__The task__
Show every line that has the string "figyelembe" in it.

__Data excerpts__
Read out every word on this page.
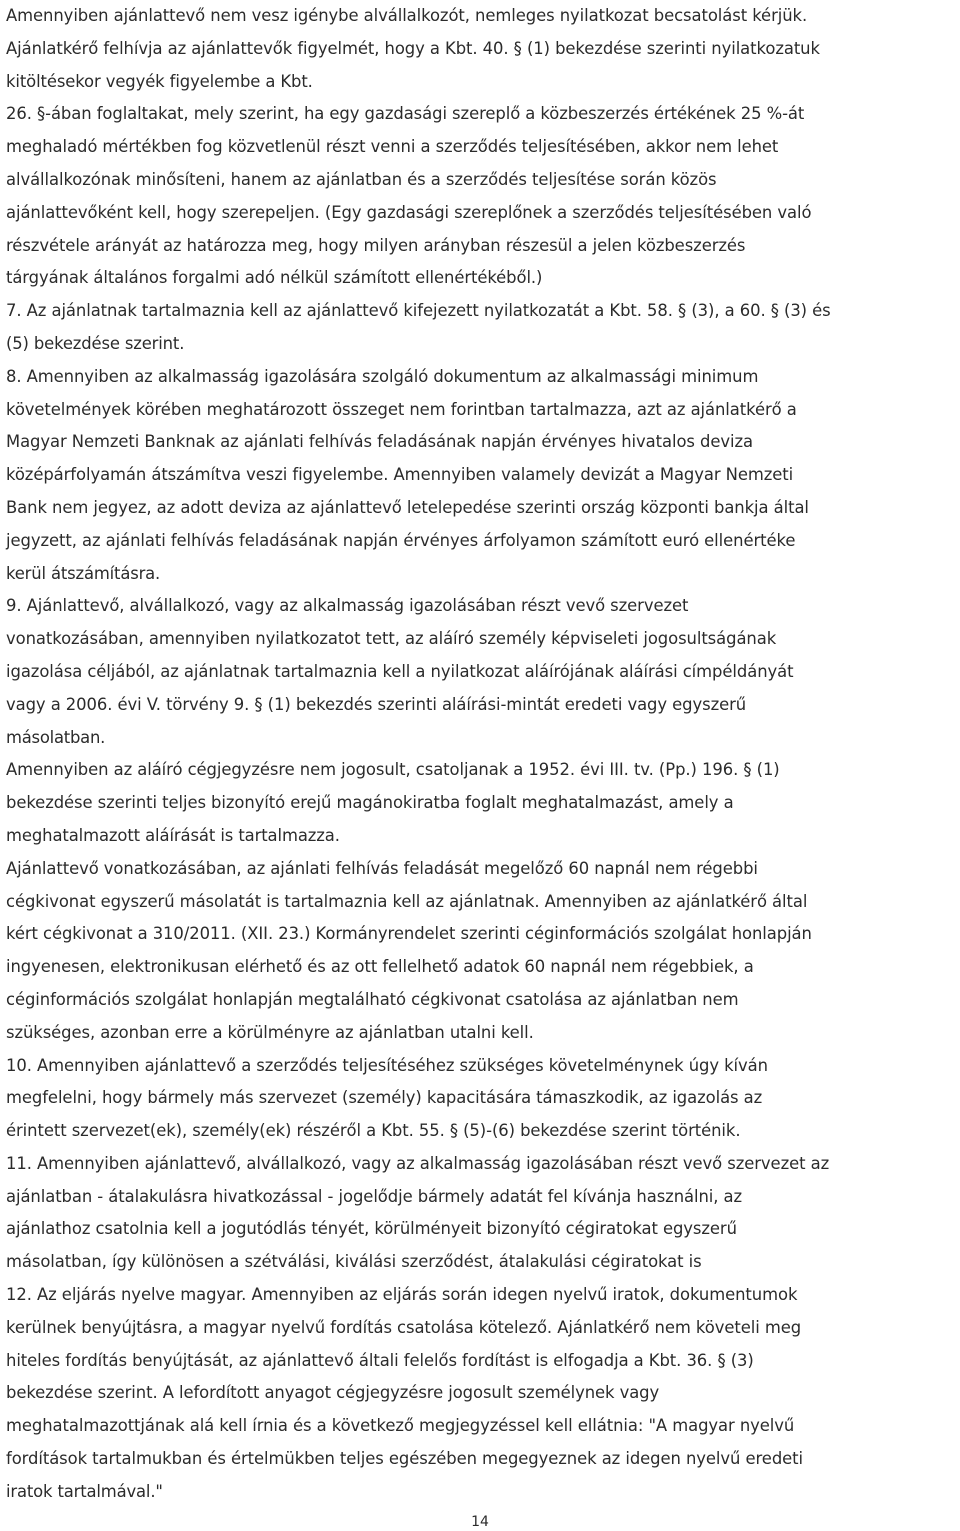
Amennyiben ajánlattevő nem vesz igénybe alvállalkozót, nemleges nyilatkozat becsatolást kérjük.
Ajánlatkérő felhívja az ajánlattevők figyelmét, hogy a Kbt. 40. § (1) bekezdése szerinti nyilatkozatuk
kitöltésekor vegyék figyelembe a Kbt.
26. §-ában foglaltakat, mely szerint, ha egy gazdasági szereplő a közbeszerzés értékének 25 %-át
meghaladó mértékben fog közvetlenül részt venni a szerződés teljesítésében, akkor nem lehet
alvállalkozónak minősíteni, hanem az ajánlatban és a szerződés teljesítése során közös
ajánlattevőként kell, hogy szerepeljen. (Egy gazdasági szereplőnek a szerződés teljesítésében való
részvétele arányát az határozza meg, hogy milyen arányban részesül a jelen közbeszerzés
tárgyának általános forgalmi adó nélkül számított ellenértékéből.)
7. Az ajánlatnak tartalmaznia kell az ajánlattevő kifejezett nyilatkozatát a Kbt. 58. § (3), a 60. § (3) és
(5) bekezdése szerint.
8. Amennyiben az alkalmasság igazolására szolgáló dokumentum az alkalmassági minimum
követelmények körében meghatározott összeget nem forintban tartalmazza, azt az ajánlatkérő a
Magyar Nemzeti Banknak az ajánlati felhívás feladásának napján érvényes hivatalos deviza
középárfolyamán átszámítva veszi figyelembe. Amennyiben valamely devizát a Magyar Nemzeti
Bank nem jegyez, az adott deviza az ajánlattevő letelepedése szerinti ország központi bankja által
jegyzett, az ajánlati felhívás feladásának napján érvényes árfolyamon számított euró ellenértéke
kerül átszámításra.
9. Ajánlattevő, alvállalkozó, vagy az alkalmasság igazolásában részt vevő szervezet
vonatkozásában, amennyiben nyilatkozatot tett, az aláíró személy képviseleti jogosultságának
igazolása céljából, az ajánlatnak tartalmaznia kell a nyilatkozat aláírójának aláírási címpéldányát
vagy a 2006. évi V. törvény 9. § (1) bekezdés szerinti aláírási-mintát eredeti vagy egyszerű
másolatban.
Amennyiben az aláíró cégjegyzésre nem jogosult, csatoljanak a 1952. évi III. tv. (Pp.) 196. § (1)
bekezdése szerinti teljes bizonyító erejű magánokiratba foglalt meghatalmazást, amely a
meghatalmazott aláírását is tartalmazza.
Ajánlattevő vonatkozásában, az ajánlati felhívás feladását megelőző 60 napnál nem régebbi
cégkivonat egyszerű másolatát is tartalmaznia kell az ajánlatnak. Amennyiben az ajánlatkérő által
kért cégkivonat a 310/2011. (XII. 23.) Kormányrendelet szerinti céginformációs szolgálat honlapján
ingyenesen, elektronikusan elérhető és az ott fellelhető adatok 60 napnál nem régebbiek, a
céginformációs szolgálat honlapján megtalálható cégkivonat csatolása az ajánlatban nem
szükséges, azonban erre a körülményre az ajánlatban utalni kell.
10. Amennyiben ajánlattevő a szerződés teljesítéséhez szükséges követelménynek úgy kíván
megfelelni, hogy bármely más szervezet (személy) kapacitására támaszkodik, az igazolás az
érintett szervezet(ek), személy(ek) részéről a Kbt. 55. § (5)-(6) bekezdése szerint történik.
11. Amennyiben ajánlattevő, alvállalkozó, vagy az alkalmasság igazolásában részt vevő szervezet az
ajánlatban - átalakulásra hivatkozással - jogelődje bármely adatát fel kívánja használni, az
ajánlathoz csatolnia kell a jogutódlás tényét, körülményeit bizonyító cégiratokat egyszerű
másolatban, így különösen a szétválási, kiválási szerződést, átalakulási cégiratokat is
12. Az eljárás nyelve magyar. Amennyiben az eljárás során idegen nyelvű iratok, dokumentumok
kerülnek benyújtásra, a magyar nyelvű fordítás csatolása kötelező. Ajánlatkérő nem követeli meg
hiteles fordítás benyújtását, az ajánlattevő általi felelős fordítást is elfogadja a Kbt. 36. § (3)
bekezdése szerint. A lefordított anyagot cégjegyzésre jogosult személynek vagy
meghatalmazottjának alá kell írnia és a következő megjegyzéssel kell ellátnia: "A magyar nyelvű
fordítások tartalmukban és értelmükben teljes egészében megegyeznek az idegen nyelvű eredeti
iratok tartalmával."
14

* * *

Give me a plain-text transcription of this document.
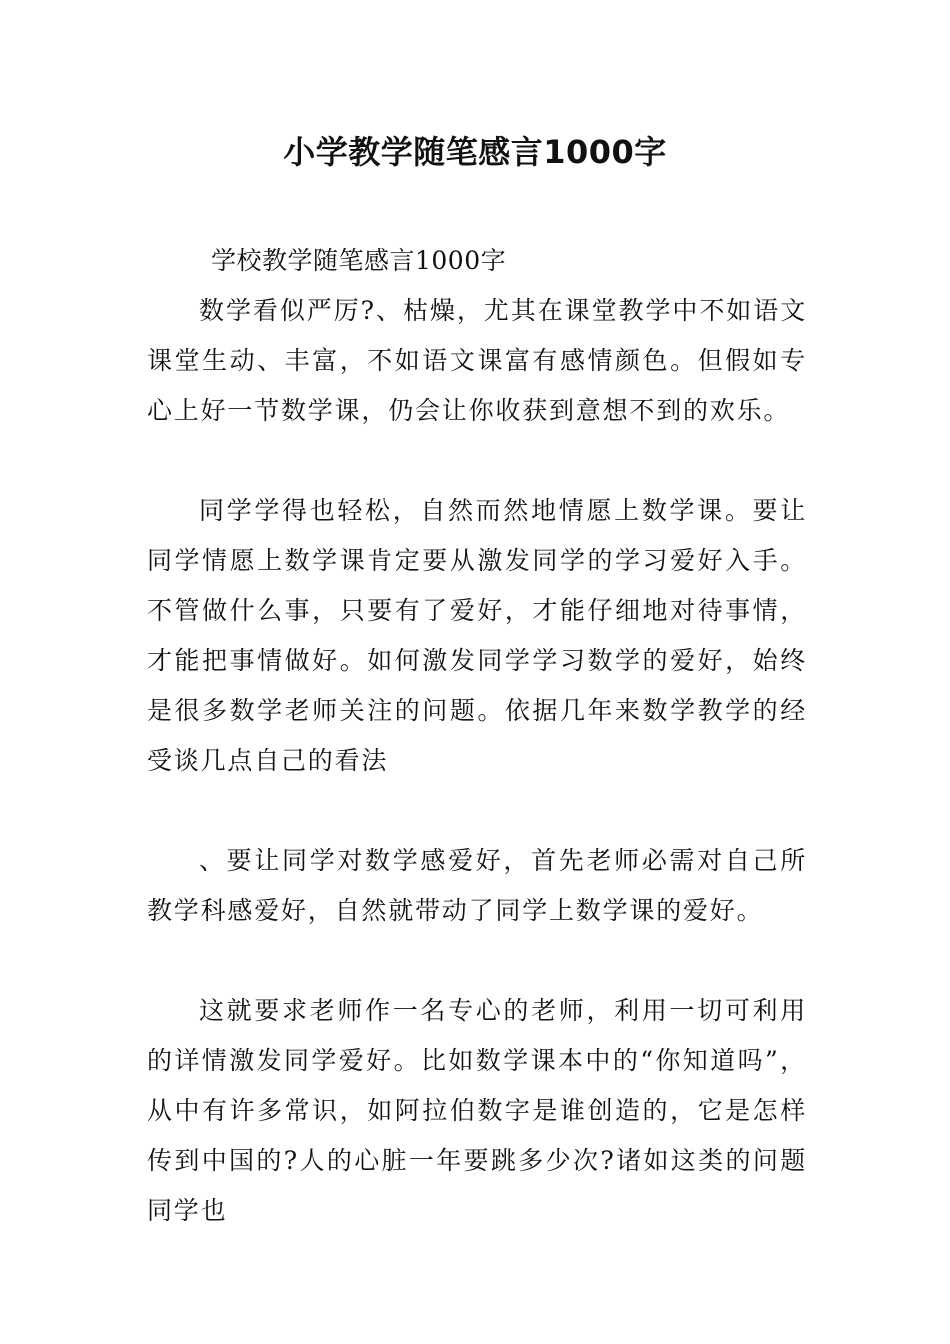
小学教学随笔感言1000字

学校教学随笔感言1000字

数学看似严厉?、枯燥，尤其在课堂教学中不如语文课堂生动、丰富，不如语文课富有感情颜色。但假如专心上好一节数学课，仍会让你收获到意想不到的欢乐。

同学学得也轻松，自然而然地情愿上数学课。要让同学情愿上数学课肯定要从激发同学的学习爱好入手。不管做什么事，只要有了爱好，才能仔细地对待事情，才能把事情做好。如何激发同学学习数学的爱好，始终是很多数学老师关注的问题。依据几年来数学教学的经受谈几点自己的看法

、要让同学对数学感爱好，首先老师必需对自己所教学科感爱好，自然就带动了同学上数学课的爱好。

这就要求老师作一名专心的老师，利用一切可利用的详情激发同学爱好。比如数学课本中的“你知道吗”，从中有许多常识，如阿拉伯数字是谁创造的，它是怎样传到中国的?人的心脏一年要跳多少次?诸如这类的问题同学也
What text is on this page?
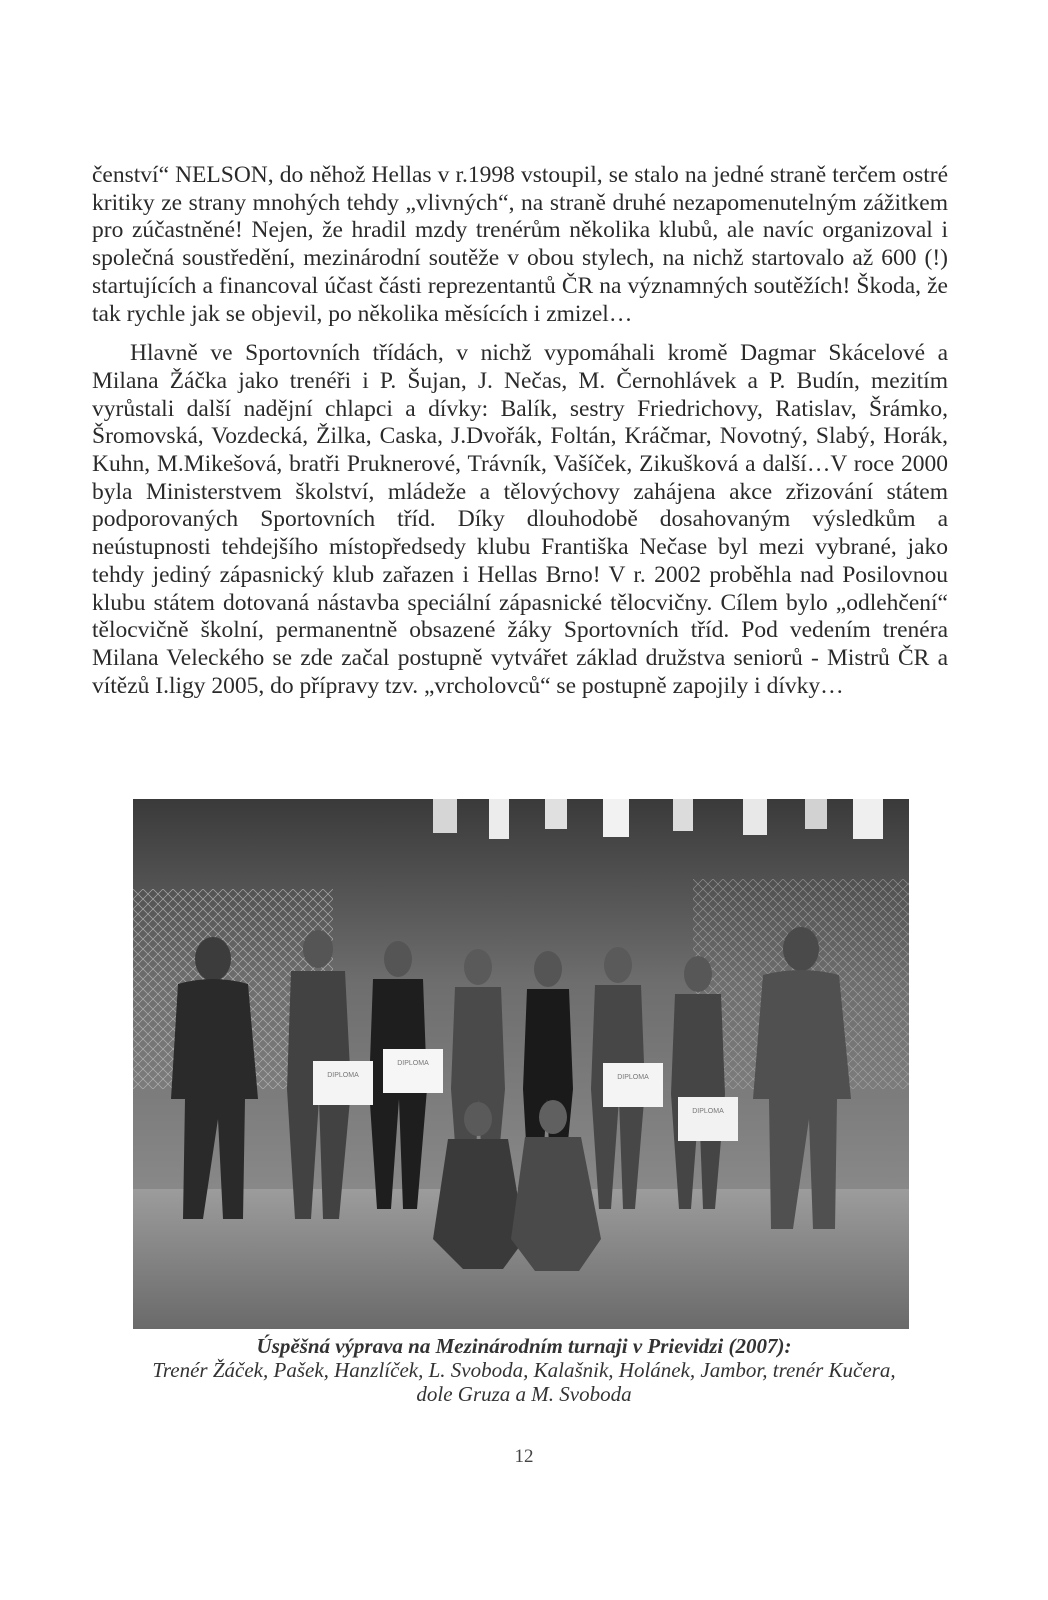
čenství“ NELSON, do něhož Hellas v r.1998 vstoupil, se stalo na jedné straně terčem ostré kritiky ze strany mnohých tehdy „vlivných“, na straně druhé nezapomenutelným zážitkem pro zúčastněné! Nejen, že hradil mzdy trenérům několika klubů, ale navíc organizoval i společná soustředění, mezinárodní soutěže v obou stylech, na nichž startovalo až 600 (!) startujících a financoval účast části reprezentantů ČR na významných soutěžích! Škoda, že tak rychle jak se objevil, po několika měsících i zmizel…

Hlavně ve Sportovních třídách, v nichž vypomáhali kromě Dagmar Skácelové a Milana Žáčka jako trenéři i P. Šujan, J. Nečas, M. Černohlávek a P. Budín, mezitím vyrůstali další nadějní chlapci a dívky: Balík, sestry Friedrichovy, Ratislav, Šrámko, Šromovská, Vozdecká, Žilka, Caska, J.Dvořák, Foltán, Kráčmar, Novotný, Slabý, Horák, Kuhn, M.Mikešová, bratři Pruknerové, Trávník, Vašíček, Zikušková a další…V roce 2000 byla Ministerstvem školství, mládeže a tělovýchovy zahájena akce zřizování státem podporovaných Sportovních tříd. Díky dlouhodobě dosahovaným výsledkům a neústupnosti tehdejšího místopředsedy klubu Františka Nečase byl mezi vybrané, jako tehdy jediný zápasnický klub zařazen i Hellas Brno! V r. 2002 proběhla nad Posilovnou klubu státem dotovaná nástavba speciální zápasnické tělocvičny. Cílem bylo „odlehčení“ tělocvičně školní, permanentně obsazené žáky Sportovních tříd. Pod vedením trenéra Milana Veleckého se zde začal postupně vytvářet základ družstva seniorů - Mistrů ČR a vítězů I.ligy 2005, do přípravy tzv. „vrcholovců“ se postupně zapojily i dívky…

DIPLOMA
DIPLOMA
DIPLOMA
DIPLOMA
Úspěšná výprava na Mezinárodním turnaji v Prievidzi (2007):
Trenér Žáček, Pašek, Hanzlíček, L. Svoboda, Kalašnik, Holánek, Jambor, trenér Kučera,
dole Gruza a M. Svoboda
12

--

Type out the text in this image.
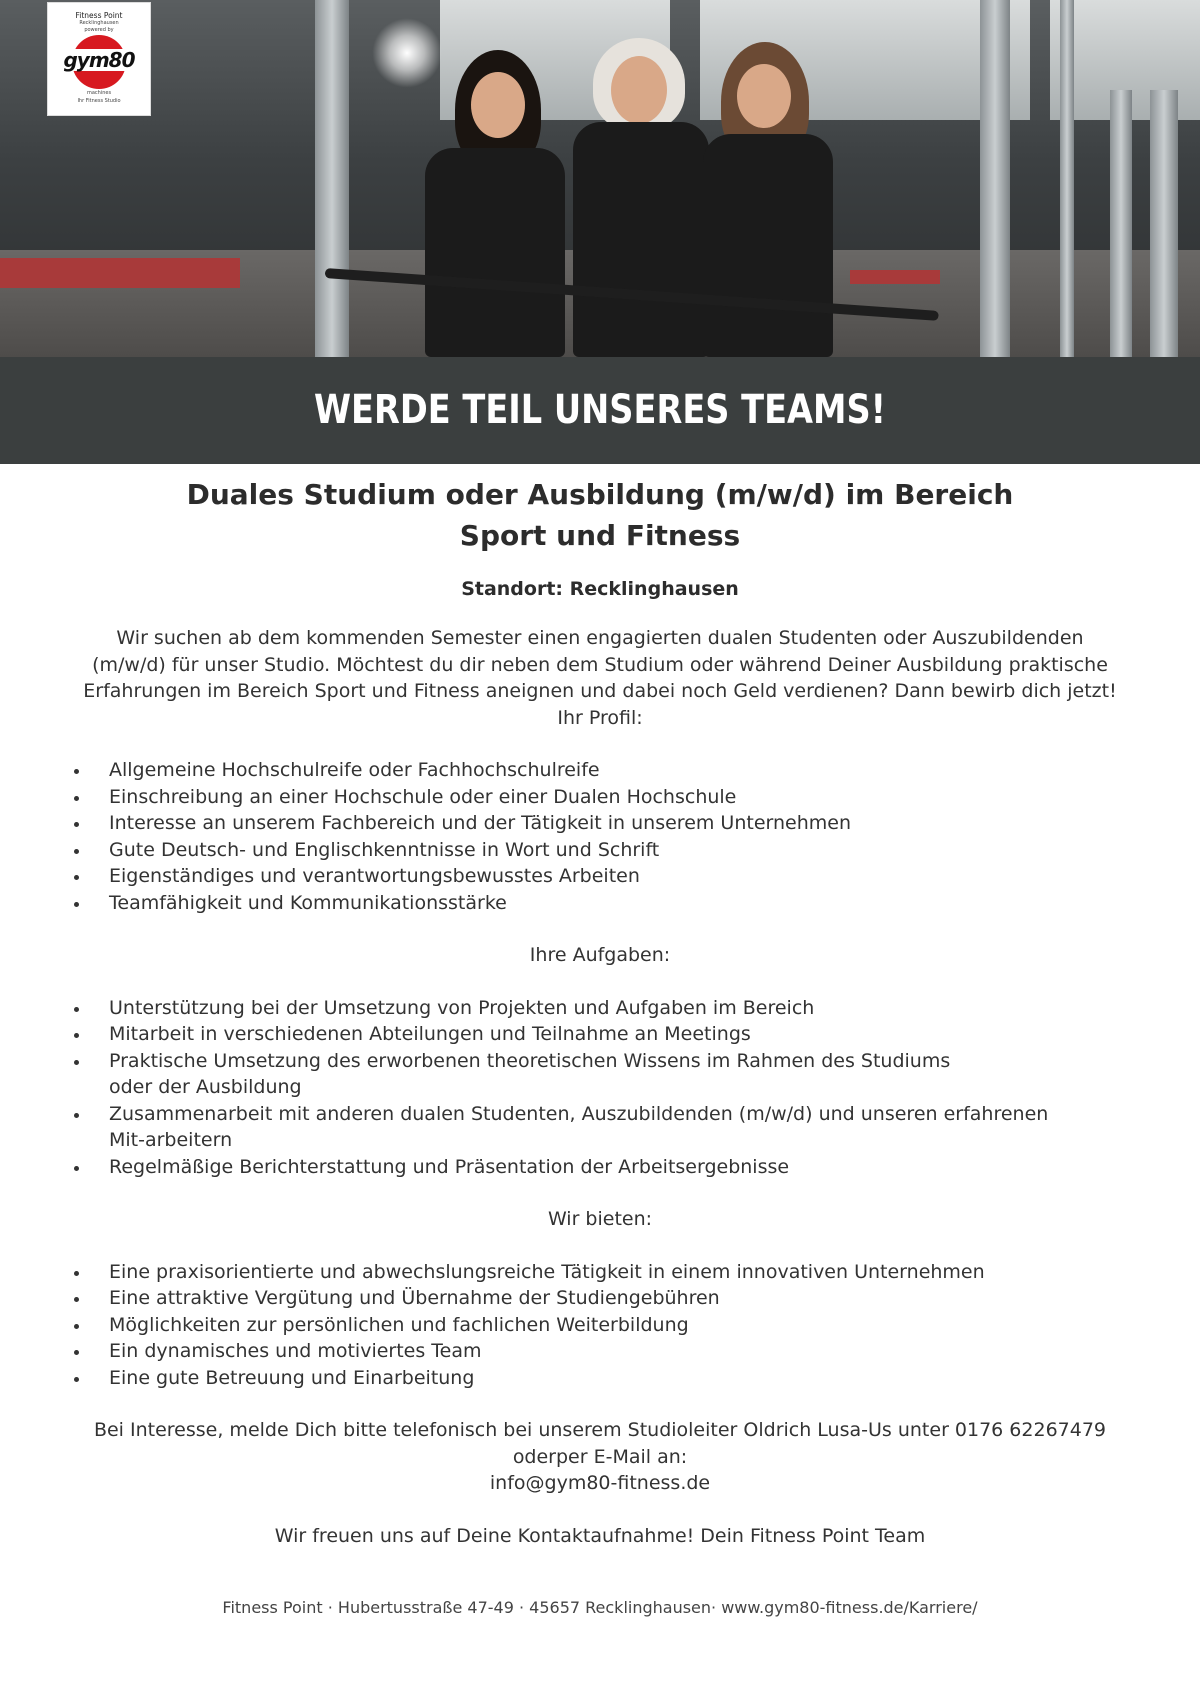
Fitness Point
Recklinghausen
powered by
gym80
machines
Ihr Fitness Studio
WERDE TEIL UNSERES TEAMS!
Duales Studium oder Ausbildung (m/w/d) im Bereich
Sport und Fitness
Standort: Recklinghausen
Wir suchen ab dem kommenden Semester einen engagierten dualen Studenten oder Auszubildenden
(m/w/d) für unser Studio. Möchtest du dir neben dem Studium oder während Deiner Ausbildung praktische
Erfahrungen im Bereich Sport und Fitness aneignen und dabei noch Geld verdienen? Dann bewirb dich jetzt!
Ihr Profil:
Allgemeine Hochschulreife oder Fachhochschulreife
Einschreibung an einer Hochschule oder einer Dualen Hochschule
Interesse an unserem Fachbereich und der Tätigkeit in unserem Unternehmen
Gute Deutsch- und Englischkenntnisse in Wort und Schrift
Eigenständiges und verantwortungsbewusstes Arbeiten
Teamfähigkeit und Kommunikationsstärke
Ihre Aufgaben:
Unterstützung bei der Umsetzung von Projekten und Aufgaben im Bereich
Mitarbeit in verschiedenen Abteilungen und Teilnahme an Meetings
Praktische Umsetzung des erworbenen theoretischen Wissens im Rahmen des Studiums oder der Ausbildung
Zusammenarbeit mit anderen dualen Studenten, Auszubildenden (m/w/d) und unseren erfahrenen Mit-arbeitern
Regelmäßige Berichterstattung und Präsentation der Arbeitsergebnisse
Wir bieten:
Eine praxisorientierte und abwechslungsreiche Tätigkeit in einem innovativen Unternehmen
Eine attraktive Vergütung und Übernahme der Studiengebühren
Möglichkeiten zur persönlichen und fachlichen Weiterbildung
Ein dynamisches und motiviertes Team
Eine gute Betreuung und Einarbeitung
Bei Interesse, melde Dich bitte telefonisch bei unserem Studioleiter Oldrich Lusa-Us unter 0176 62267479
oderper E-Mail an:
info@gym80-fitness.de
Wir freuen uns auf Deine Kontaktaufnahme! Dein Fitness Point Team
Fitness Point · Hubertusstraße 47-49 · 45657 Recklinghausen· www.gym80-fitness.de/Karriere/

__Correct result__
kitöltésekor vegyék figyelembe a Kbt.
középárfolyamán átszámítva veszi figyelembe. Amennyiben valamely devizát a Magyar Nemzeti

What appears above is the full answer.